**Instructions to follow**:
Find the lines that contain the word "What" and copy each one.

**Raw records**:
========================

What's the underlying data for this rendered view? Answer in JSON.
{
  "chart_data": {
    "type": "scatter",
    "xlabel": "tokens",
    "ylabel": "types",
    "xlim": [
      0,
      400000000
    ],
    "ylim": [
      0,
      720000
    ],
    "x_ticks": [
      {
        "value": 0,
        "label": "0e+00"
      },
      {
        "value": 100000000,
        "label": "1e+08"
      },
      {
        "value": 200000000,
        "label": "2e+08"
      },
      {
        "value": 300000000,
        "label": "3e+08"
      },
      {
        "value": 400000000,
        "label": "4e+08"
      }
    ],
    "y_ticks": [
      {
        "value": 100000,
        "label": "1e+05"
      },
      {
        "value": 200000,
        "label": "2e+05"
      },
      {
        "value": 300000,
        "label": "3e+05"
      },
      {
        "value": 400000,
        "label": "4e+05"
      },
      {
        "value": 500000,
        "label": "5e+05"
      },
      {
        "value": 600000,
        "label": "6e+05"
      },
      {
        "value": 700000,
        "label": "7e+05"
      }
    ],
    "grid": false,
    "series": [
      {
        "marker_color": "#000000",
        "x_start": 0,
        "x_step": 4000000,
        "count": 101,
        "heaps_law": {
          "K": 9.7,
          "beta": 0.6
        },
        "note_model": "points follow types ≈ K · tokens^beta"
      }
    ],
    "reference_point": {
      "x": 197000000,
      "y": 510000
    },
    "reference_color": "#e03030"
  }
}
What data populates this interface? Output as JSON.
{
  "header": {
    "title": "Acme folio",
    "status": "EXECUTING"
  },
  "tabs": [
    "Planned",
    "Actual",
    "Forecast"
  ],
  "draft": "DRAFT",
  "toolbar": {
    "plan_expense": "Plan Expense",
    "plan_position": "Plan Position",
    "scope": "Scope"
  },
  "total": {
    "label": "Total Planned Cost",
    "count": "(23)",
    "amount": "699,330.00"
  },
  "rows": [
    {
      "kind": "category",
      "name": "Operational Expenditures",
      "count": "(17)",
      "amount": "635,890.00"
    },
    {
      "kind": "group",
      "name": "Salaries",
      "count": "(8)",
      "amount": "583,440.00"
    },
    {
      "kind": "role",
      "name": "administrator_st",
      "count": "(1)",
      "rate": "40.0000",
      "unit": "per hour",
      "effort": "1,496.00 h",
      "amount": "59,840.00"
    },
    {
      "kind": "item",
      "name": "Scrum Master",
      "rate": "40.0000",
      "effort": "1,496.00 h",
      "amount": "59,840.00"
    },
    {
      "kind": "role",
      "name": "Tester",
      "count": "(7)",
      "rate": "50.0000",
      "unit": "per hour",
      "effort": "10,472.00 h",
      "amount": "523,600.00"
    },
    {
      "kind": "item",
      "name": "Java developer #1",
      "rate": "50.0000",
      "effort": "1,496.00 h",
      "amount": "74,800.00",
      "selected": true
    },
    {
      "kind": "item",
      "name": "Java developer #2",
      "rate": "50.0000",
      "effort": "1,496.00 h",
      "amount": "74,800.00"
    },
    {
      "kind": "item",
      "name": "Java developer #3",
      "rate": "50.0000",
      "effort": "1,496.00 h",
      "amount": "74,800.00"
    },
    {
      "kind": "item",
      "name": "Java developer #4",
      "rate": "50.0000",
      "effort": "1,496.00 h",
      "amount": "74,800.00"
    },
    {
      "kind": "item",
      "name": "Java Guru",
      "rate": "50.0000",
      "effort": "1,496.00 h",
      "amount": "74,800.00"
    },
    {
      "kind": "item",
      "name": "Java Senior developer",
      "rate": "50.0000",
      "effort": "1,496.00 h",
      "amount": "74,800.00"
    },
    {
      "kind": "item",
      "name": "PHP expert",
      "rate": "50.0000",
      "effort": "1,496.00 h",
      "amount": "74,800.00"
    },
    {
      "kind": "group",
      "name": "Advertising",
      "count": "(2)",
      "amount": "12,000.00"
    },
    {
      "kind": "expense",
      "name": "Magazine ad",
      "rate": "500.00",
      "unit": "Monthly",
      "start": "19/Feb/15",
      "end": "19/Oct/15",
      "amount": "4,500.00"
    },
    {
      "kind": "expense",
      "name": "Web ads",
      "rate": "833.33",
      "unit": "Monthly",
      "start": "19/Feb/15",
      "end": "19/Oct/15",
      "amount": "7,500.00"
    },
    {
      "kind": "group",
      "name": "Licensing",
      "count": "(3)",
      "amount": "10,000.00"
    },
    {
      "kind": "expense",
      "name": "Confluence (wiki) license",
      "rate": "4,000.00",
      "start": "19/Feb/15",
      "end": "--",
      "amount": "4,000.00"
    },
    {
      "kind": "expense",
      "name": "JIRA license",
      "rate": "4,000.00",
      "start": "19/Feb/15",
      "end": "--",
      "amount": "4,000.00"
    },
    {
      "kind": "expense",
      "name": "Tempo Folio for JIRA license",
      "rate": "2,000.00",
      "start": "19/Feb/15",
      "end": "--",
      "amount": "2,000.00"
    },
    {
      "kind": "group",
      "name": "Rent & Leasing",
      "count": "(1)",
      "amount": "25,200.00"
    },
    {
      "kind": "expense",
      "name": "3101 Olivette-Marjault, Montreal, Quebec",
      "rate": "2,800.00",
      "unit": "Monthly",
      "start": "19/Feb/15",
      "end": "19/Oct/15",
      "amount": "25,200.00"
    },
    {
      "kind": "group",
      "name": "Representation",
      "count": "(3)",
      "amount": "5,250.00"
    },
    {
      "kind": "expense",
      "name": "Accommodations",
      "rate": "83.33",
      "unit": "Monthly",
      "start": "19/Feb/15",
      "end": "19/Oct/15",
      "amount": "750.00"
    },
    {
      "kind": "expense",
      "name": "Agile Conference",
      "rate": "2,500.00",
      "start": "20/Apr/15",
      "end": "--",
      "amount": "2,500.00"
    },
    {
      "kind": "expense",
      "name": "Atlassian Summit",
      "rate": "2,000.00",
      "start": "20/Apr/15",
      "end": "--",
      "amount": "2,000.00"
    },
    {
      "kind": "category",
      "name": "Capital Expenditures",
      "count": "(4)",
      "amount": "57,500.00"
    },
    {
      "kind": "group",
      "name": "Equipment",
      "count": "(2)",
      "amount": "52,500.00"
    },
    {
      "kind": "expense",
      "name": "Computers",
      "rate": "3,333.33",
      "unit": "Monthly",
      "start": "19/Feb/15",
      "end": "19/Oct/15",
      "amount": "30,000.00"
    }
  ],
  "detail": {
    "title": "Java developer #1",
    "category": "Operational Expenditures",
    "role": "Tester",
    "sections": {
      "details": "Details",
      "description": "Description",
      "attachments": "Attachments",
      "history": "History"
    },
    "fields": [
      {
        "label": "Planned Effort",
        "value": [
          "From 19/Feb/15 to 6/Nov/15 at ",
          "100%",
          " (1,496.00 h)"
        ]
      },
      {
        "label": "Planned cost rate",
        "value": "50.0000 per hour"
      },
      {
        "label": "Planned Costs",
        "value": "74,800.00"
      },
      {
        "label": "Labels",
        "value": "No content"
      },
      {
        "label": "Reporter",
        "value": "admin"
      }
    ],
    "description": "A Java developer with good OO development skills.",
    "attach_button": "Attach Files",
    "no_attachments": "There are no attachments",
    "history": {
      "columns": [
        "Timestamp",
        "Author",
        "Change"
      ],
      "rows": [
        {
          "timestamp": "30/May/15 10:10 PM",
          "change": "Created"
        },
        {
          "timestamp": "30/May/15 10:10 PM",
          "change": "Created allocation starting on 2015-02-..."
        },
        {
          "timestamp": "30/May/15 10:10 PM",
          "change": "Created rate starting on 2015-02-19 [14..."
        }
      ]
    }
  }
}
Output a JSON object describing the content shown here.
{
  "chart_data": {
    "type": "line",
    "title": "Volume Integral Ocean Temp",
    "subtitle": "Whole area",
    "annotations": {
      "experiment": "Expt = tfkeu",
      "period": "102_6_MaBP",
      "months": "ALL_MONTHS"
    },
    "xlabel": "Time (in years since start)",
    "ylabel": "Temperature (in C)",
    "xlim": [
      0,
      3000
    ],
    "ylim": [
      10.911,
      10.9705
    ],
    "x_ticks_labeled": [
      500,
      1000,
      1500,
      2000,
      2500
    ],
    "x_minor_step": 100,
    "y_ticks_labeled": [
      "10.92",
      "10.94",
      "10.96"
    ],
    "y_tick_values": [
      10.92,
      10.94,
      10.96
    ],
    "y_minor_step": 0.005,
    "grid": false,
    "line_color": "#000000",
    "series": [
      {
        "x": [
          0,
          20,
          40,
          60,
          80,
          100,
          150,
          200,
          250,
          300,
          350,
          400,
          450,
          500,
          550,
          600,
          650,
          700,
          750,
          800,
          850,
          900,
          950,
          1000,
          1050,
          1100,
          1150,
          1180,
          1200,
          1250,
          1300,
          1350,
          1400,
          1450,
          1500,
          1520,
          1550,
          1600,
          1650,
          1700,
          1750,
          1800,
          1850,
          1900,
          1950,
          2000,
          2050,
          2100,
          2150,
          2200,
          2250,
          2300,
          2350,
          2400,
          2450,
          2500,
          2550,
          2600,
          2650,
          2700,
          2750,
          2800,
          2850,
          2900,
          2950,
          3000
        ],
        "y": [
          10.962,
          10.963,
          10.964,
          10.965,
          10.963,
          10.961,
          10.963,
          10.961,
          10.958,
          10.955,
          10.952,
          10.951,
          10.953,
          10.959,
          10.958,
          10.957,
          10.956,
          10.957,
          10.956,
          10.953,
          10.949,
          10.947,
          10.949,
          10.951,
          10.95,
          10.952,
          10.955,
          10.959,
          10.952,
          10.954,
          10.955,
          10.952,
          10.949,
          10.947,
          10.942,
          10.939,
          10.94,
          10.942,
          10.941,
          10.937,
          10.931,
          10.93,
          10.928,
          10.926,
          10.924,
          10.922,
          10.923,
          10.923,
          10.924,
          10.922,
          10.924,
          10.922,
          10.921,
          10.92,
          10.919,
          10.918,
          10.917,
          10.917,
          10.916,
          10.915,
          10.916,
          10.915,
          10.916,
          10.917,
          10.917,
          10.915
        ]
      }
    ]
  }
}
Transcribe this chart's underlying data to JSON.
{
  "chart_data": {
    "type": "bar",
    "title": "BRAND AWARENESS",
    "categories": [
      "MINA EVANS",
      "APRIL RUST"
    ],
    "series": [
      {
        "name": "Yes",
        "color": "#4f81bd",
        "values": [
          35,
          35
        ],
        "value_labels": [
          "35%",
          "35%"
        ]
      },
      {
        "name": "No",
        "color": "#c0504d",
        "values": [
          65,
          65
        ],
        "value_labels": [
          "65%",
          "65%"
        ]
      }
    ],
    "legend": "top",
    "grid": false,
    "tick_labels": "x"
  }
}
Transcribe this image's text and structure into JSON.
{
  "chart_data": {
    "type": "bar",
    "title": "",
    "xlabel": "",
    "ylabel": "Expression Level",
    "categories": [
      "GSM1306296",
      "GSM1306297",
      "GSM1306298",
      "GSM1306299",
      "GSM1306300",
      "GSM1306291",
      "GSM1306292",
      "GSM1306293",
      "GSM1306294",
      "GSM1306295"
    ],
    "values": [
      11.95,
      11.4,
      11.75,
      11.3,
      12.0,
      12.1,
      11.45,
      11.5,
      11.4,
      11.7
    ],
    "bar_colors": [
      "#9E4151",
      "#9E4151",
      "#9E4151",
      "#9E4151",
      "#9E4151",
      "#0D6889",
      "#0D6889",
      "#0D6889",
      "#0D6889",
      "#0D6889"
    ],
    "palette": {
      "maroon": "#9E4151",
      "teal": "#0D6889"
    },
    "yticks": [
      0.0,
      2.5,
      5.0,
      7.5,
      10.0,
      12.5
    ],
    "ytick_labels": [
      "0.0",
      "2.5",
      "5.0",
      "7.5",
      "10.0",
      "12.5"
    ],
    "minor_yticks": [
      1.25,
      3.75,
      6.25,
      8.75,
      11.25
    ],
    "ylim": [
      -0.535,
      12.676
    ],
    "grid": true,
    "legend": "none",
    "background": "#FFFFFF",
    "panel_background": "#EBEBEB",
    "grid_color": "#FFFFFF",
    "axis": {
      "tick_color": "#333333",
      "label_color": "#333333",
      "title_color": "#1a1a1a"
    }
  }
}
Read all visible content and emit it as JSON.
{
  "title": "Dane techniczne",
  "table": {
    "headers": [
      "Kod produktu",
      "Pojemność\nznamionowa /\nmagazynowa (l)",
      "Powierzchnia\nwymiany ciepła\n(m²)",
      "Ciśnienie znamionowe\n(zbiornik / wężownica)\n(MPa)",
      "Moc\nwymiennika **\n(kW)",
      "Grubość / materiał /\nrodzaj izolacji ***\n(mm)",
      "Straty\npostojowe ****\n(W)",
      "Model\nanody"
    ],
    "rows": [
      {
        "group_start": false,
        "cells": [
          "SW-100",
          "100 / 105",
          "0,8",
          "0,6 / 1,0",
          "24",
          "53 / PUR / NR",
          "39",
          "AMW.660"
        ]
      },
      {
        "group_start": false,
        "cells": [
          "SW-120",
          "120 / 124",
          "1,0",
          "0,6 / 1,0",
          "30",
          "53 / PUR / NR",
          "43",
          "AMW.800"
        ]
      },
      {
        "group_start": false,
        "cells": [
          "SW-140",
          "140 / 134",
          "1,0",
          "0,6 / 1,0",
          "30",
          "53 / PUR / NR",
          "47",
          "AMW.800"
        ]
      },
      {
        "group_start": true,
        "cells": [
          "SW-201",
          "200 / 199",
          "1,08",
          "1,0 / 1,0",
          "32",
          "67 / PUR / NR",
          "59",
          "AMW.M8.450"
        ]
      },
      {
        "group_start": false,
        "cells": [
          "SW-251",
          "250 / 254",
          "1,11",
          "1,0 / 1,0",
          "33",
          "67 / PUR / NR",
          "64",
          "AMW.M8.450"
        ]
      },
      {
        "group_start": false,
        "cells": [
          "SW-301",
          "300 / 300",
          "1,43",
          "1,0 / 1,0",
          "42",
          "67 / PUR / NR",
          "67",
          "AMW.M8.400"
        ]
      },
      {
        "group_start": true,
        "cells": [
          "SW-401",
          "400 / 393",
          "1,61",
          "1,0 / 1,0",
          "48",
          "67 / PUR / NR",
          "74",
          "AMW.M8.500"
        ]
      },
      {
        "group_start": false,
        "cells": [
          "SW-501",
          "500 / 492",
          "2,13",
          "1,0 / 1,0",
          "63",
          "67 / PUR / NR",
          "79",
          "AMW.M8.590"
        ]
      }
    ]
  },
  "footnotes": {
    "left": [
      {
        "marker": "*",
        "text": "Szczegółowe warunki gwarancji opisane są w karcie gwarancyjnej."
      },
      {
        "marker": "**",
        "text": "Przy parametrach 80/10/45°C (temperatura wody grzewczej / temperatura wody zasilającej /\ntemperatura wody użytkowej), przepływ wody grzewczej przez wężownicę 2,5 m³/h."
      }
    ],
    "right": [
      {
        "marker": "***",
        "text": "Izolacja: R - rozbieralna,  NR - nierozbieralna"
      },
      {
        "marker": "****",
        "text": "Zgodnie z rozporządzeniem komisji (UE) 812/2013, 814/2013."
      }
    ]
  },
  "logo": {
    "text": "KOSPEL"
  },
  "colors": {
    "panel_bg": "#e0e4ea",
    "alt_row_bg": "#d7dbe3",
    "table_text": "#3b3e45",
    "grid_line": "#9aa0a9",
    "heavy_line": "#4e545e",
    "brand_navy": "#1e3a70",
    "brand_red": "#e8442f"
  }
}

========================

**Solved exercise**:
What's the underlying data for this rendered view? Answer in JSON.
What data populates this interface? Output as JSON.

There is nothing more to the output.